**Selected text:**
####################

The Treacherous (간신) – ★★☆☆☆

The Treacherous (간신)

The Treacherous (간신)

NB: This review is based on the European edit of The Treacherous.

In 1505 AD, the tyrannical King Yeonsan (Kim Kang-woo (김강우) has insatiable sexual desires that, alongside his violent suppression of any who oppose him, makes him one of the most despised rulers in the history of Korea. His lust becomes so great that he orders advisors Im Soong-jae (Joo Ji-hoon (주지훈) and Lim Sa-hong (Cheon Ho-jin (천호진) to become ‘Beauty Scout Officers,’ and acquire 10,000 women from across the land for his pleasure. Yet King Yeonsan’s greed results in widespread anger across the peninsula, while the motivations of some of his new beauties, including peasant girl Dan-hee (Lim Ji-yeon (임지연), may seal his doom.

The insatiable king commands his advisors to bring him 10,000 women

The insatiable king commands his advisors to bring him 10,000 women

Based on the true story of abhorred King Yeonsan, The Treacherous is a beautifully composed and colourful period drama by director Min Gyoo-dong who generates an acute epic scale and flair to the proceedings. Yet the overly long film is marred by a thread-bare narrative and frightfully misogynistic sexual politics throughout that, in conjunction with distinctly OTT performances by the main cast, make the erotic piece little more than a visually attractive male fantasy.

####################

**Given entries:**
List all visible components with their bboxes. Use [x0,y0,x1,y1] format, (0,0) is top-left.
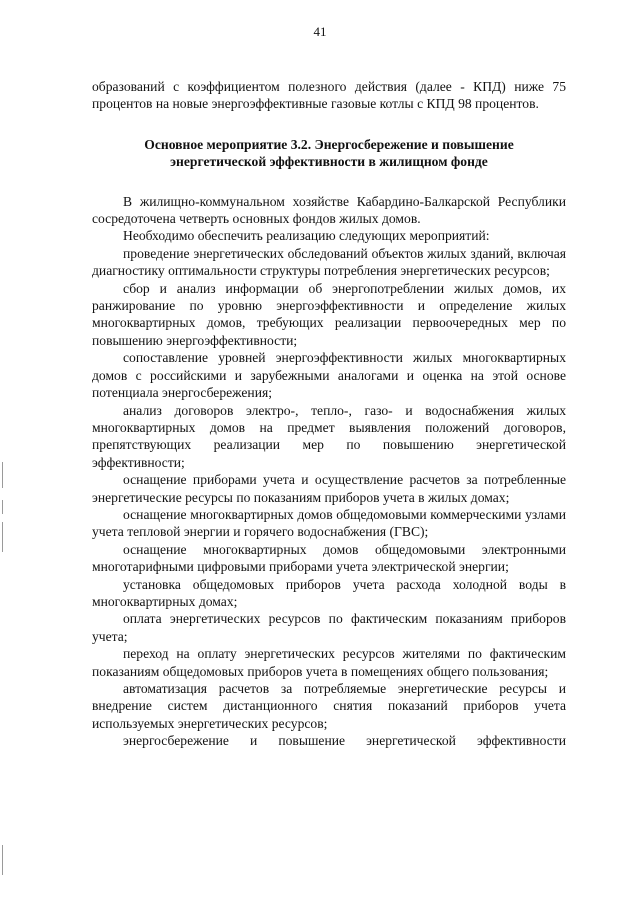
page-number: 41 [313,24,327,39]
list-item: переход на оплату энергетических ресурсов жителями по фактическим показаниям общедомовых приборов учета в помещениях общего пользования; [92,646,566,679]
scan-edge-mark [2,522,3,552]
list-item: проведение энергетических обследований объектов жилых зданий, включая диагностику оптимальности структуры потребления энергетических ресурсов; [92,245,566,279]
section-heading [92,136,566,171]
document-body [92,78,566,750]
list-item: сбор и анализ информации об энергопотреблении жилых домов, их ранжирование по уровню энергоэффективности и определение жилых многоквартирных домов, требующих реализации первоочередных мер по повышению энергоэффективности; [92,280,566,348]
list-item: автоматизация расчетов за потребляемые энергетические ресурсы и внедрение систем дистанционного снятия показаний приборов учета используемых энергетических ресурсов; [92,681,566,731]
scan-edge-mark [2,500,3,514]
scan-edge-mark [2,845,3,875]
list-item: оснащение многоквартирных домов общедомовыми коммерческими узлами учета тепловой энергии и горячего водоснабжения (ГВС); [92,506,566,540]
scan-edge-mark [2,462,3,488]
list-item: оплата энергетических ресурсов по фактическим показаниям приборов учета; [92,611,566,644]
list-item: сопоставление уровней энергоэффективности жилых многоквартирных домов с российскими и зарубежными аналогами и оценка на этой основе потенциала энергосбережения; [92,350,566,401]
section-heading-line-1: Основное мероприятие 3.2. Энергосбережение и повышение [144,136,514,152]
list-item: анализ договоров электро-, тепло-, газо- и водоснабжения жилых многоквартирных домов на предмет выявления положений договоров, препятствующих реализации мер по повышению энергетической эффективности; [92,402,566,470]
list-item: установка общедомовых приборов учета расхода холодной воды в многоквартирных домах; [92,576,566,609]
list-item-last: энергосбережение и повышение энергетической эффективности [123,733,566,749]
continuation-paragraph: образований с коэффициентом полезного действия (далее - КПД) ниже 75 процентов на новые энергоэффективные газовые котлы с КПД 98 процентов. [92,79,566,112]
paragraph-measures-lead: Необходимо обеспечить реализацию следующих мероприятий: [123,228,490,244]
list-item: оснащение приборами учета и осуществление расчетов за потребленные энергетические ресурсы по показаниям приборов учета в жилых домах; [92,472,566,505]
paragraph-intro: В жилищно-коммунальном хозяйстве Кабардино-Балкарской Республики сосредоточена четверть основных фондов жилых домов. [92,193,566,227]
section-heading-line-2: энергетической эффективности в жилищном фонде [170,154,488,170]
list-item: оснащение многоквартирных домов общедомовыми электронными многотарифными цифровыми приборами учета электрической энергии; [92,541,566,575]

####################

**Exercise requirements:**
**1)** Reproduce the part of the review of The Treacherous between "Based on the true" and "attractive male fantasy.", inclusive.
**2)** Carry on with the review of The Treacherous from the point where it stops.
You won't need the data for any of this.

**Task answers:**
**1)**
Based on the true story of abhorred King Yeonsan, The Treacherous is a beautifully composed and colourful period drama by director Min Gyoo-dong who generates an acute epic scale and flair to the proceedings. Yet the overly long film is marred by a thread-bare narrative and frightfully misogynistic sexual politics throughout that, in conjunction with distinctly OTT performances by the main cast, make the erotic piece little more than a visually attractive male fantasy.

**2)**
Helmer/scribe Min Gyoo-dong has certainly exceeded himself in a cinematic sense, as The Treacherous represents his most visually competent work to date in an impressive filmography that contains All About My Wife and Memento Mori. The period drama consistently emphasises epic scale whether capturing the grandiose exterior locations or within the beautifully ornate rooms in the palace, displaying lavish production values in every frame. Combined with a glorious use of colour, the Joseon dynasty has rarely looked more elegant and wondrous.

Yet while director Min conveys the extravagance of the era with aplomb, the manner in which he portrays women is appalling. King Yeonsan is despised within the annals of history for his violent subjugation and womanising – he is especially noted for converting revered libraries into concubine abodes – however rather than convey the royal’s actions negatively, director Min glamourises them as male fantasy to the point of disbelief. Scenes involving his forcibly acquired 10,000 women being paraded, putting special powder into their vaginas to make them tighter, or bent over in a line and forced to endure different sized dildos before receiving a stamp on their rears, are presented as erotica and are thoroughly misogynistic in nature.

The acquired women are forced to endure sexual humiliation for the King's pleasure

The acquired women are forced to endure sexual humiliation for the King’s pleasure

Actress Lim Ji-yeon, fresh from winning a few Best New Actress awards in erotic drama Obsessed in 2014, is generally the focus of such fetishisation within The Treacherous. It’s curious that she has opted to appear in another film that requires much more exposure and sexual scenes as her latest project, but she acquits herself confidently and capably. Her unique form of ‘non-acting’ and the coldness she exudes however makes her character difficult to empathise with, yet luckily her motivations alongside the dire ways in which she is treated within the palace easily position her as the heroine of the film.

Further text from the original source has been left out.